**REQUIRED TASKS**
1. In the passage below about AI and software creation, list the reactions that it says the coming transformation will meet.
2. Reproduce the passage below about AI and software creation word for word, from "Imagine business leaders, designers, or" up to and including "of technical experts.".

**READING TEXT**
※

Imagine business leaders, designers, or end-users themselves interacting with an AI to build and refine solutions directly, without the need for translation through layers of technical experts.
This shift fundamentally challenges the long-standing belief that only those with coding expertise can bring ideas to life. As AI takes over the heavy lifting of code generation, the value shifts to those who can articulate problems, ask insightful questions, and provide meaningful feedback.
In this new paradigm, anyone with domain knowledge and a clear vision can be a creator, reshaping the power dynamics of the industry.
CEOs must be ready to embrace this change, recognising that the future of their businesses will depend not just on employing skilled developers but on empowering all team members to contribute to software creation.
Navigating the Grief Cycle of Change
Inevitably, this transformation will be met with resistance, skepticism, and even fear. The industry is about to enter a grief cycle as it grapples with the impending obsolescence of practices and roles that have defined software engineering for decades:
The Timeline: Disruption Is Here—Don’t Wait to React
The tipping point for programming has already arrived. AI-driven code generation tools are rapidly gaining traction, and within the next 12 months, we will see the ripple effects extending to software engineering as a whole.

※

**DATA SEGMENT**
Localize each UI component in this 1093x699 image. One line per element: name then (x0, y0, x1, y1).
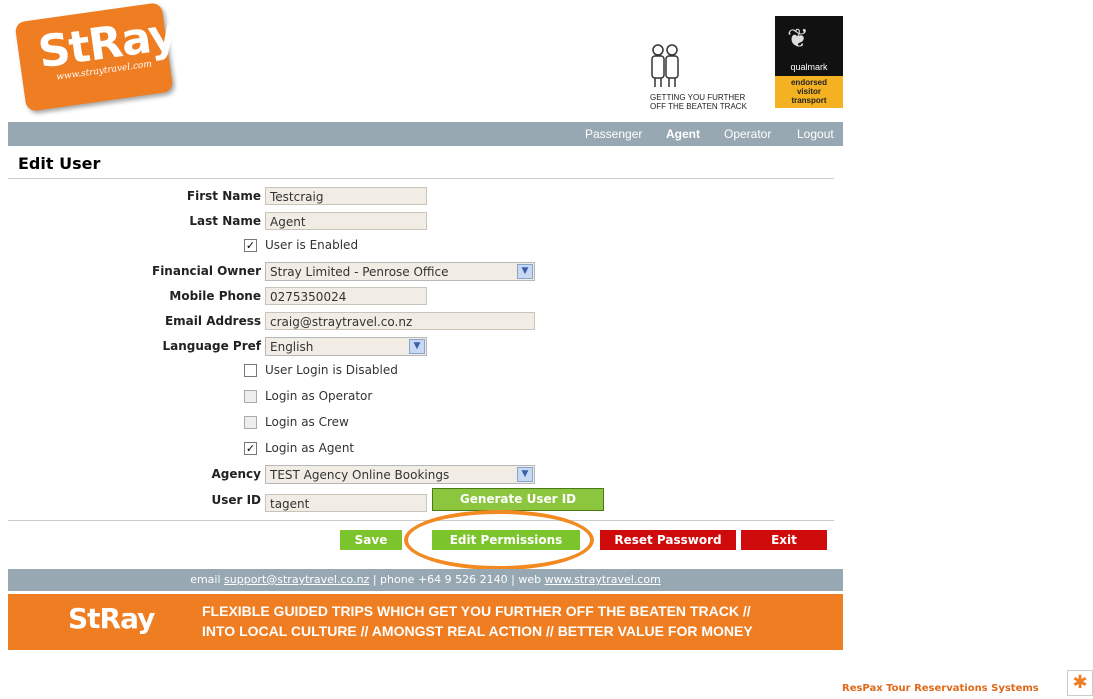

※

**ANSWERS IN ORDER**
1.
- resistance
- skepticism
- fear

2.
Imagine business leaders, designers, or end-users themselves interacting with an AI to build and refine solutions directly, without the need for translation through layers of technical experts.